Provided text
┌──

Jonathan Rhys-Meyers tries to invest this convoluted tale with gravity but isn’t able to transcend its utter familiarity; directors Alex Cher and Fedor Lyass (also the cinematographer) have made a stylish but empty drama. The film does look exceptionally good on Blu.
Doom Patrol—Complete 1st Season
Warner Bros. provided me with a free copy of this disc for review.
In this bizarrely entertaining superhero origin story, a quartet of freaks and outcasts who have been transformed into a kind of “misfit toys” society of superheroes—Crazy Mary, Cliff Steele, Mr. Nobody and Elasti-Woman—join forces to have one another’s backs and fight injustice and evil.
There’s a welcome sense of tongue-in-cheek glee along with a mix of parody and true belief in the genre that makes it diverting throughout. Whether the series can keep up such a pace past a single season is a big question: but right now it’s good, unclean fun. There’s a splendid hi-def transfer; extras include deleted scenes and a gag reel.
My Favorite Year
Peter O’Toole got a Best Actor Oscar nomination for his scenery-chewing performance in this mild 1982 comedy as a movie star and drunkard whose impending appearance on a 1950s comedy show (like Sid Caesar’s “Show of Shows”) causes consternation among the staff when it’s problematic whether he’ll be sober enough to appear on live TV.

└──

Required task 1
Print the rows word for word, from the first row through the row that contains "data-point-cmc bbox=[250, 280, 260, 291]", including both.

Working data
┌──

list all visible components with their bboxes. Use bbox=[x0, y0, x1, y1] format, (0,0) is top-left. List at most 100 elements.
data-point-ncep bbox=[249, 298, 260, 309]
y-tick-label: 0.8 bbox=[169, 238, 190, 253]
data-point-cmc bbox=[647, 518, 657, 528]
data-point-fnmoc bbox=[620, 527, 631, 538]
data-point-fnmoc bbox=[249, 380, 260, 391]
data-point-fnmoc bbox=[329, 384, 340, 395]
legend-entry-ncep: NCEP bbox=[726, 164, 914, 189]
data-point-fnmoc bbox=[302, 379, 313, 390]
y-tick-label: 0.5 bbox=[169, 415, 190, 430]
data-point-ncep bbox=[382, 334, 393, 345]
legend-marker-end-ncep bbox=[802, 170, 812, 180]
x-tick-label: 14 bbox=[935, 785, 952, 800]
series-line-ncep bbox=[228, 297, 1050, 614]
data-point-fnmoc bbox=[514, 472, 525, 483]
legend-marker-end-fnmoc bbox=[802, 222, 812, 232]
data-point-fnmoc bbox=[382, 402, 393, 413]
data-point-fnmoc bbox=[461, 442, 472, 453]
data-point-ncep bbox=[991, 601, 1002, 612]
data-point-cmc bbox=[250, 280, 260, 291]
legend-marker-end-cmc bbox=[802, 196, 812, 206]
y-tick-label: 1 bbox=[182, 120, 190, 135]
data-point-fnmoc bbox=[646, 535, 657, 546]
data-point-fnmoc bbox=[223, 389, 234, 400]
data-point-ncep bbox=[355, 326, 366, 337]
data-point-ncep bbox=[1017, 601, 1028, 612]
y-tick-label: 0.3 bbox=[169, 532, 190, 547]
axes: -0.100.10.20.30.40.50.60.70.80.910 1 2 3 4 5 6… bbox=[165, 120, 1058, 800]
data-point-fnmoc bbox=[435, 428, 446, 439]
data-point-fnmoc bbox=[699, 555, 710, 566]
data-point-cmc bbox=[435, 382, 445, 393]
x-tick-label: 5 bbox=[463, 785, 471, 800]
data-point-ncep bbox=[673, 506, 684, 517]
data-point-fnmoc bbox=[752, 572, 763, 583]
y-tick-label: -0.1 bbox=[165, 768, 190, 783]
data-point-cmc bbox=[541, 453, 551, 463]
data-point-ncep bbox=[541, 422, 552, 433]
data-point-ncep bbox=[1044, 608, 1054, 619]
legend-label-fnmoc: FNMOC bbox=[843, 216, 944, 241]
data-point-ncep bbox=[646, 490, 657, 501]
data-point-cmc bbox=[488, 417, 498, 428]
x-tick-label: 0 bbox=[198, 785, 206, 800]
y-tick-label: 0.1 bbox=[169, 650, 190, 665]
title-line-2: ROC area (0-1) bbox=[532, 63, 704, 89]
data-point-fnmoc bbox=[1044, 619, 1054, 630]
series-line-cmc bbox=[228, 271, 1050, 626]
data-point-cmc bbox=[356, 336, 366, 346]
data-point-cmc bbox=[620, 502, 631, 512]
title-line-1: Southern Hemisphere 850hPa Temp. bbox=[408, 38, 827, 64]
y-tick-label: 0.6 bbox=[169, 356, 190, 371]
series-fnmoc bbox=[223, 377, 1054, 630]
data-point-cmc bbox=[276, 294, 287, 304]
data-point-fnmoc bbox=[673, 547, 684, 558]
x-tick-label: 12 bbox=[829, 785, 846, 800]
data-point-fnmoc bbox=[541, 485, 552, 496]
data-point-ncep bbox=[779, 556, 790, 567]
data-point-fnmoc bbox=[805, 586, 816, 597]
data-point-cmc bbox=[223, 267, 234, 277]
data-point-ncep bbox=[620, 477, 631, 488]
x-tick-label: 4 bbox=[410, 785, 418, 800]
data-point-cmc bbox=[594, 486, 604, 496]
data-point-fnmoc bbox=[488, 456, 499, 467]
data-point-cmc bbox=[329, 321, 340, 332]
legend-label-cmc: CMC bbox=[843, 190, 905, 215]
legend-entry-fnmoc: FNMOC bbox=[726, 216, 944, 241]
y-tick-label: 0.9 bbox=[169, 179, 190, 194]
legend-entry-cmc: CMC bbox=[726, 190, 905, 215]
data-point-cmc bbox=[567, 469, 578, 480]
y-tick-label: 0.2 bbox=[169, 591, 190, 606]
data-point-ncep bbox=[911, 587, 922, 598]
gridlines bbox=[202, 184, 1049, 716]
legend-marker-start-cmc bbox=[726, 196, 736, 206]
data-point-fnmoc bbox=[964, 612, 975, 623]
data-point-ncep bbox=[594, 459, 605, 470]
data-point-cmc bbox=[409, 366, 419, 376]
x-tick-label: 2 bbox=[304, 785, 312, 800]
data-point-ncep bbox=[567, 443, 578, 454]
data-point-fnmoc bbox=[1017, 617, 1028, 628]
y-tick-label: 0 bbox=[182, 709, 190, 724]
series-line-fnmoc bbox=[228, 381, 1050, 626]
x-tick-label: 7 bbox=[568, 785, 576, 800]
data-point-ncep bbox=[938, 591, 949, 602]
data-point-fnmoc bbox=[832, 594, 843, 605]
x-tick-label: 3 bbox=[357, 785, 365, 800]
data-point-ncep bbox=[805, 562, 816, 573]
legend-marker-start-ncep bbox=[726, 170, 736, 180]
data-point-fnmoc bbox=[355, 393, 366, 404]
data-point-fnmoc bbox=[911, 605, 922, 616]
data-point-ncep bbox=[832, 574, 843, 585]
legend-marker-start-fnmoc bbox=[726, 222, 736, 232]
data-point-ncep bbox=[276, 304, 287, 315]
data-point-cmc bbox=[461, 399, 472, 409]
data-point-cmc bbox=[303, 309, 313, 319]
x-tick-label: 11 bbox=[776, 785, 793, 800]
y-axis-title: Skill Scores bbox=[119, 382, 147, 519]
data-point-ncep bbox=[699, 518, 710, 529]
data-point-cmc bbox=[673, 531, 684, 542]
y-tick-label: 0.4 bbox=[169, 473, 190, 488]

└──

Required task 2
Condense the paragraph of the reviews that begins "There's a welcome sense" into a short bulleted list that keeps its main points.

Finished answer 1
list all visible components with their bboxes. Use bbox=[x0, y0, x1, y1] format, (0,0) is top-left. List at most 100 elements.
data-point-ncep bbox=[249, 298, 260, 309]
y-tick-label: 0.8 bbox=[169, 238, 190, 253]
data-point-cmc bbox=[647, 518, 657, 528]
data-point-fnmoc bbox=[620, 527, 631, 538]
data-point-fnmoc bbox=[249, 380, 260, 391]
data-point-fnmoc bbox=[329, 384, 340, 395]
legend-entry-ncep: NCEP bbox=[726, 164, 914, 189]
data-point-fnmoc bbox=[302, 379, 313, 390]
y-tick-label: 0.5 bbox=[169, 415, 190, 430]
data-point-ncep bbox=[382, 334, 393, 345]
legend-marker-end-ncep bbox=[802, 170, 812, 180]
x-tick-label: 14 bbox=[935, 785, 952, 800]
series-line-ncep bbox=[228, 297, 1050, 614]
data-point-fnmoc bbox=[514, 472, 525, 483]
legend-marker-end-fnmoc bbox=[802, 222, 812, 232]
data-point-fnmoc bbox=[382, 402, 393, 413]
data-point-fnmoc bbox=[461, 442, 472, 453]
data-point-ncep bbox=[991, 601, 1002, 612]
data-point-cmc bbox=[250, 280, 260, 291]

Finished answer 2
- The series combines tongue-in-cheek glee with a mix of parody and true belief in the genre, which keeps it diverting throughout.
- Whether it can keep up this pace past one season is a big question, but for now it's good, unclean fun.
- The hi-def transfer is splendid.
- Extras include deleted scenes and a gag reel.